(Dataset items)
====

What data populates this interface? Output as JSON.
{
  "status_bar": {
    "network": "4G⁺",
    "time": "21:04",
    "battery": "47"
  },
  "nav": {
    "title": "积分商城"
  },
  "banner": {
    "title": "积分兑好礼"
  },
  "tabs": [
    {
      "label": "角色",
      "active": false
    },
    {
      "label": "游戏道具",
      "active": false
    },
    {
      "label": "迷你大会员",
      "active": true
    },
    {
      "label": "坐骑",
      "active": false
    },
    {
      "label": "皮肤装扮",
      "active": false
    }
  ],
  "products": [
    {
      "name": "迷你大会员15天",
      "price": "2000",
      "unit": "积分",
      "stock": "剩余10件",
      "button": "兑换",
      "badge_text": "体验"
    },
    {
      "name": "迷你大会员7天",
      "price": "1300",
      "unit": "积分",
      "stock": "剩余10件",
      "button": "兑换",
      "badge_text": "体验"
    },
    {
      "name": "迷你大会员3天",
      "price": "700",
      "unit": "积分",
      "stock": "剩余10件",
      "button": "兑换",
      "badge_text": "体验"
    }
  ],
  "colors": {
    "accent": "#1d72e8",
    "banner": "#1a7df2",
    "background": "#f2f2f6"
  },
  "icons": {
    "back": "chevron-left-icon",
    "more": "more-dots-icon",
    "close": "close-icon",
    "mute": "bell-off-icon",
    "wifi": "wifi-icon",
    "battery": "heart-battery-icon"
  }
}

====

**TASK PROMPT:**
Return a copy of every line that includes the word "label".

**EXERCISE ANSWER:**
      "label": "角色",
      "label": "游戏道具",
      "label": "迷你大会员",
      "label": "坐骑",
      "label": "皮肤装扮",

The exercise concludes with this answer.